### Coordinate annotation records
====

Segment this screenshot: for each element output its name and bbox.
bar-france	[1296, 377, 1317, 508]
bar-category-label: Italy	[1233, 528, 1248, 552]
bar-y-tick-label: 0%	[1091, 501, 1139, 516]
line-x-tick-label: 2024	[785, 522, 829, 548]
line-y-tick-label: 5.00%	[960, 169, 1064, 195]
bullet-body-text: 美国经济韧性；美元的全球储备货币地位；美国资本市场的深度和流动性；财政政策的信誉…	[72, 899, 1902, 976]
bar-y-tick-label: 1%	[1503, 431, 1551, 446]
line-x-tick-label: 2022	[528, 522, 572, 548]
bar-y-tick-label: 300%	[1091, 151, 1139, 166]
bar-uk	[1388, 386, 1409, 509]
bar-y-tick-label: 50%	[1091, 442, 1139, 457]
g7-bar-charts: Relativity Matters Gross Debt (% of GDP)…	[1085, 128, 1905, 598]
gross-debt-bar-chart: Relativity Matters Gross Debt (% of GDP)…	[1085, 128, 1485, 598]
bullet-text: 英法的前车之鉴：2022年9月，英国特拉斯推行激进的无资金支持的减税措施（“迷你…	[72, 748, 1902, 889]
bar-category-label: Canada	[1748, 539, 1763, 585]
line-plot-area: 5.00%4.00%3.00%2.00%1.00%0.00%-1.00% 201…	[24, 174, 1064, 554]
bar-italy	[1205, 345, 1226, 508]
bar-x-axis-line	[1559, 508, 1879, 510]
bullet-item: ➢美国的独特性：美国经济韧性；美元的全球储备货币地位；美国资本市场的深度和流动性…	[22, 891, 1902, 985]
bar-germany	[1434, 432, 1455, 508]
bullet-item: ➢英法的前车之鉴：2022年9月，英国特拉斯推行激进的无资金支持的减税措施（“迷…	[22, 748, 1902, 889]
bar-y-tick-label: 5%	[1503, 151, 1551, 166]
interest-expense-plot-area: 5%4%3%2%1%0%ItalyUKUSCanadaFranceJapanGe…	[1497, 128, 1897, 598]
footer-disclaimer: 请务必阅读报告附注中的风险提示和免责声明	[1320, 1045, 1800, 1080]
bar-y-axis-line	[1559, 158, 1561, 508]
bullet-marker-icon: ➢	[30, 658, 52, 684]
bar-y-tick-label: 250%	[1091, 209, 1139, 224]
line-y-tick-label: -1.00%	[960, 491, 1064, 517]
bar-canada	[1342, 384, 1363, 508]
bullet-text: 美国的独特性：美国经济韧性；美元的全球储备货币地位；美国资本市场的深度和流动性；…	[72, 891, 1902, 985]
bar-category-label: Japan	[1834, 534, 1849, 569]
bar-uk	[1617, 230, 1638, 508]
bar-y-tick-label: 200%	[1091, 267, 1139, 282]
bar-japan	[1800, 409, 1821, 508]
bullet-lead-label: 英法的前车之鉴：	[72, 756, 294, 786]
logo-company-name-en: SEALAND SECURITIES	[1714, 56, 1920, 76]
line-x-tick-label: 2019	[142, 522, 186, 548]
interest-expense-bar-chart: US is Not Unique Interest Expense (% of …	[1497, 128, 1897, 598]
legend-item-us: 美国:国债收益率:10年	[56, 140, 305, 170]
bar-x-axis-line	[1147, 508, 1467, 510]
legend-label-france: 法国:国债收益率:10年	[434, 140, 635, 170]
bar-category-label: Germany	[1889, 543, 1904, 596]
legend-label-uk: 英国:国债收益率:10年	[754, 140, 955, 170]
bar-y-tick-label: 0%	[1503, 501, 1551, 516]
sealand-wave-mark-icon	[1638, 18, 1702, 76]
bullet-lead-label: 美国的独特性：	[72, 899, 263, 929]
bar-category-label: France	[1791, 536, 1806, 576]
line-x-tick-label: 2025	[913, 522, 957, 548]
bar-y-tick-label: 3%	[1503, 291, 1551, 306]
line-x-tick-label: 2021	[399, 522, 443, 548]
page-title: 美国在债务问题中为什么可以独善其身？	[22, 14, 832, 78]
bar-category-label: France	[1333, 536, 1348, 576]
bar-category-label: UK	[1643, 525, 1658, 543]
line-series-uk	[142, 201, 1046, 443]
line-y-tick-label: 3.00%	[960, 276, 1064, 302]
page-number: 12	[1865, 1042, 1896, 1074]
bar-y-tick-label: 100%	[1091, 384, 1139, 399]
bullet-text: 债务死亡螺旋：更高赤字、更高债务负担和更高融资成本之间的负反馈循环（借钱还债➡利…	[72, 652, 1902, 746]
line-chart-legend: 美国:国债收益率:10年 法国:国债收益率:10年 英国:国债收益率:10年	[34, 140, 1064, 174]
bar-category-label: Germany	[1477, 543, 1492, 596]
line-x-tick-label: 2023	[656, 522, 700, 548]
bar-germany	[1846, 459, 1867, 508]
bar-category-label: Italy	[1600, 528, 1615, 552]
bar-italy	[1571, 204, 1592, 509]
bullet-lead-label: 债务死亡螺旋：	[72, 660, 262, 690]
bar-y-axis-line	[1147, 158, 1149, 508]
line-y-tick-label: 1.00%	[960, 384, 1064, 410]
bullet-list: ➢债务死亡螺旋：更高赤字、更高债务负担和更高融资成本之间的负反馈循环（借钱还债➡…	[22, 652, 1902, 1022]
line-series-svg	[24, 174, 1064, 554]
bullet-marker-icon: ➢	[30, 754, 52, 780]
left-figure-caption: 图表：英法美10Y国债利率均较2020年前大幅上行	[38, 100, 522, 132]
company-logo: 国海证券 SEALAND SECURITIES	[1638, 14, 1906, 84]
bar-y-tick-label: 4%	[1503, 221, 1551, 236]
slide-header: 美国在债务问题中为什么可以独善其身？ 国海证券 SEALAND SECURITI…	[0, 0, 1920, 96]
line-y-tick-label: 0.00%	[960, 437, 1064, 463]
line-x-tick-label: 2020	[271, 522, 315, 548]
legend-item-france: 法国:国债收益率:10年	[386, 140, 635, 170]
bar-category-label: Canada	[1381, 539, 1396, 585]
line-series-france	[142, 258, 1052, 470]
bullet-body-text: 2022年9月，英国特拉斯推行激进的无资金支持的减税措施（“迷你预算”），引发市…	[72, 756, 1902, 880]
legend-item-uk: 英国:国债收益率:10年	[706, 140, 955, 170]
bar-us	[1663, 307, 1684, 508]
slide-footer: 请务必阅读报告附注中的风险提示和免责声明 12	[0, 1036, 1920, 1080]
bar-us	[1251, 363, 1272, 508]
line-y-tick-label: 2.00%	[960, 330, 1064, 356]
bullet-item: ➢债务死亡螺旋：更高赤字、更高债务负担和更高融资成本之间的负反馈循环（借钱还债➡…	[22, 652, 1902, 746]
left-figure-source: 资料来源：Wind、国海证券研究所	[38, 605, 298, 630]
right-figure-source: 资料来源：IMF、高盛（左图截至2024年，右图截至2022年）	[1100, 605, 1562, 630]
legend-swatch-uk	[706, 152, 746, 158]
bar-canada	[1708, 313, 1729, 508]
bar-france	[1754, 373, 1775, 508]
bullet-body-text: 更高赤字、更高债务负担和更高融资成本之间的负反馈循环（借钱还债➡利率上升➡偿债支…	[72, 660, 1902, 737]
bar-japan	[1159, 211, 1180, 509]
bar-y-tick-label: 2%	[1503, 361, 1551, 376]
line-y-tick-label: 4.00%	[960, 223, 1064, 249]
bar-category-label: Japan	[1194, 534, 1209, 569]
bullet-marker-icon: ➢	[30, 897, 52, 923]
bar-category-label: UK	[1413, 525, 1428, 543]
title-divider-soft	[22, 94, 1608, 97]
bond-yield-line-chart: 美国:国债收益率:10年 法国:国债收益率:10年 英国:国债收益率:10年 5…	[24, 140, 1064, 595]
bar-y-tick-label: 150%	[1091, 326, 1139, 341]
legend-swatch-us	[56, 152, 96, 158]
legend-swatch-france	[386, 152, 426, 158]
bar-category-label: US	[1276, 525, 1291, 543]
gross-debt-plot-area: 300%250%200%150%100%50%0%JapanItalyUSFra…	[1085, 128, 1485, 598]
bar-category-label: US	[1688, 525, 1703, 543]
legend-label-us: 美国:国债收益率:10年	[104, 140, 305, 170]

====

Please pull out every line of the records from the first line down to the line containing "534, 1849, 569]", including both ends, and reproduce them unchanged.

Segment this screenshot: for each element output its name and bbox.
bar-france	[1296, 377, 1317, 508]
bar-category-label: Italy	[1233, 528, 1248, 552]
bar-y-tick-label: 0%	[1091, 501, 1139, 516]
line-x-tick-label: 2024	[785, 522, 829, 548]
line-y-tick-label: 5.00%	[960, 169, 1064, 195]
bullet-body-text: 美国经济韧性；美元的全球储备货币地位；美国资本市场的深度和流动性；财政政策的信誉…	[72, 899, 1902, 976]
bar-y-tick-label: 1%	[1503, 431, 1551, 446]
line-x-tick-label: 2022	[528, 522, 572, 548]
bar-y-tick-label: 300%	[1091, 151, 1139, 166]
bar-uk	[1388, 386, 1409, 509]
bar-y-tick-label: 50%	[1091, 442, 1139, 457]
g7-bar-charts: Relativity Matters Gross Debt (% of GDP)…	[1085, 128, 1905, 598]
gross-debt-bar-chart: Relativity Matters Gross Debt (% of GDP)…	[1085, 128, 1485, 598]
bullet-text: 英法的前车之鉴：2022年9月，英国特拉斯推行激进的无资金支持的减税措施（“迷你…	[72, 748, 1902, 889]
bar-category-label: Canada	[1748, 539, 1763, 585]
line-plot-area: 5.00%4.00%3.00%2.00%1.00%0.00%-1.00% 201…	[24, 174, 1064, 554]
bar-italy	[1205, 345, 1226, 508]
bar-x-axis-line	[1559, 508, 1879, 510]
bullet-item: ➢美国的独特性：美国经济韧性；美元的全球储备货币地位；美国资本市场的深度和流动性…	[22, 891, 1902, 985]
bar-germany	[1434, 432, 1455, 508]
bullet-item: ➢英法的前车之鉴：2022年9月，英国特拉斯推行激进的无资金支持的减税措施（“迷…	[22, 748, 1902, 889]
bar-y-tick-label: 5%	[1503, 151, 1551, 166]
interest-expense-plot-area: 5%4%3%2%1%0%ItalyUKUSCanadaFranceJapanGe…	[1497, 128, 1897, 598]
footer-disclaimer: 请务必阅读报告附注中的风险提示和免责声明	[1320, 1045, 1800, 1080]
bar-y-axis-line	[1559, 158, 1561, 508]
bullet-marker-icon: ➢	[30, 658, 52, 684]
bar-y-tick-label: 250%	[1091, 209, 1139, 224]
line-y-tick-label: -1.00%	[960, 491, 1064, 517]
bar-canada	[1342, 384, 1363, 508]
bullet-text: 美国的独特性：美国经济韧性；美元的全球储备货币地位；美国资本市场的深度和流动性；…	[72, 891, 1902, 985]
bar-category-label: Japan	[1834, 534, 1849, 569]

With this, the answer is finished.